TO BE DONE ->
Without the pictures, repeat the listing character for character.

THE RECORDS ->

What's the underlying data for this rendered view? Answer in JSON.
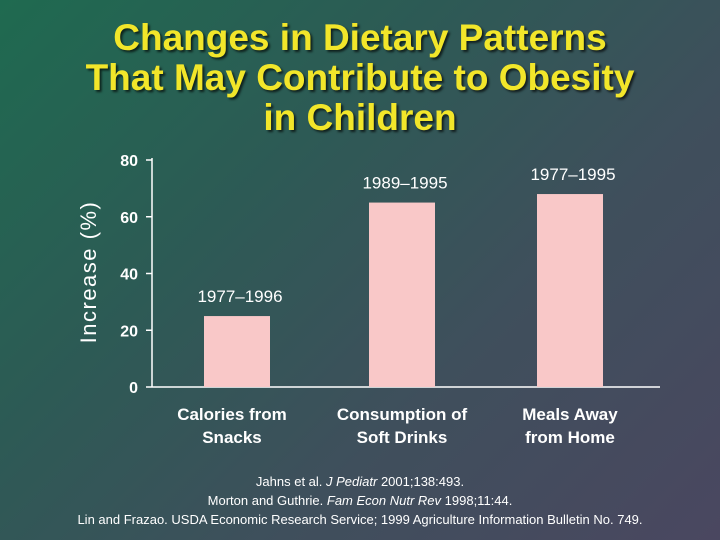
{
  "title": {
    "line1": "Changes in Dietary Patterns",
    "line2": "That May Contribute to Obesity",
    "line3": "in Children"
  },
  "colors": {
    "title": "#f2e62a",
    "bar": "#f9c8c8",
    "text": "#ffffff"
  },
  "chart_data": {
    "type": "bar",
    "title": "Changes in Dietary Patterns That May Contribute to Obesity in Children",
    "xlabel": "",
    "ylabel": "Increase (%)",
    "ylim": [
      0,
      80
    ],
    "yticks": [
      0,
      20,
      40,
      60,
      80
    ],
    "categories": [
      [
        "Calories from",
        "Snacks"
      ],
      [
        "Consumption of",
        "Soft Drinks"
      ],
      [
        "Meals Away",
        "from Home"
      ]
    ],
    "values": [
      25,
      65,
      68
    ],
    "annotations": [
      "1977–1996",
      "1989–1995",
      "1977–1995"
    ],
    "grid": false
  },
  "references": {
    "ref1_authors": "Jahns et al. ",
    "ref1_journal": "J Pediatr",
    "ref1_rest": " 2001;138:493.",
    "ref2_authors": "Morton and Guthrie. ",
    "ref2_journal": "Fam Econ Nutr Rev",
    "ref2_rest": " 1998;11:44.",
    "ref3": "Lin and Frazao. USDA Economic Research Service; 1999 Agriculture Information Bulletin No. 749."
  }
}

RESPONSE ->
What's the underlying data for this rendered view? Answer in JSON.
{
  "title": {
    "line1": "Changes in Dietary Patterns",
    "line2": "That May Contribute to Obesity",
    "line3": "in Children"
  },
  "colors": {
    "title": "#f2e62a",
    "bar": "#f9c8c8",
    "text": "#ffffff"
  },
  "chart_data": {
    "type": "bar",
    "title": "Changes in Dietary Patterns That May Contribute to Obesity in Children",
    "xlabel": "",
    "ylabel": "Increase (%)",
    "ylim": [
      0,
      80
    ],
    "yticks": [
      0,
      20,
      40,
      60,
      80
    ],
    "categories": [
      [
        "Calories from",
        "Snacks"
      ],
      [
        "Consumption of",
        "Soft Drinks"
      ],
      [
        "Meals Away",
        "from Home"
      ]
    ],
    "values": [
      25,
      65,
      68
    ],
    "annotations": [
      "1977–1996",
      "1989–1995",
      "1977–1995"
    ],
    "grid": false
  },
  "references": {
    "ref1_authors": "Jahns et al. ",
    "ref1_journal": "J Pediatr",
    "ref1_rest": " 2001;138:493.",
    "ref2_authors": "Morton and Guthrie. ",
    "ref2_journal": "Fam Econ Nutr Rev",
    "ref2_rest": " 1998;11:44.",
    "ref3": "Lin and Frazao. USDA Economic Research Service; 1999 Agriculture Information Bulletin No. 749."
  }
}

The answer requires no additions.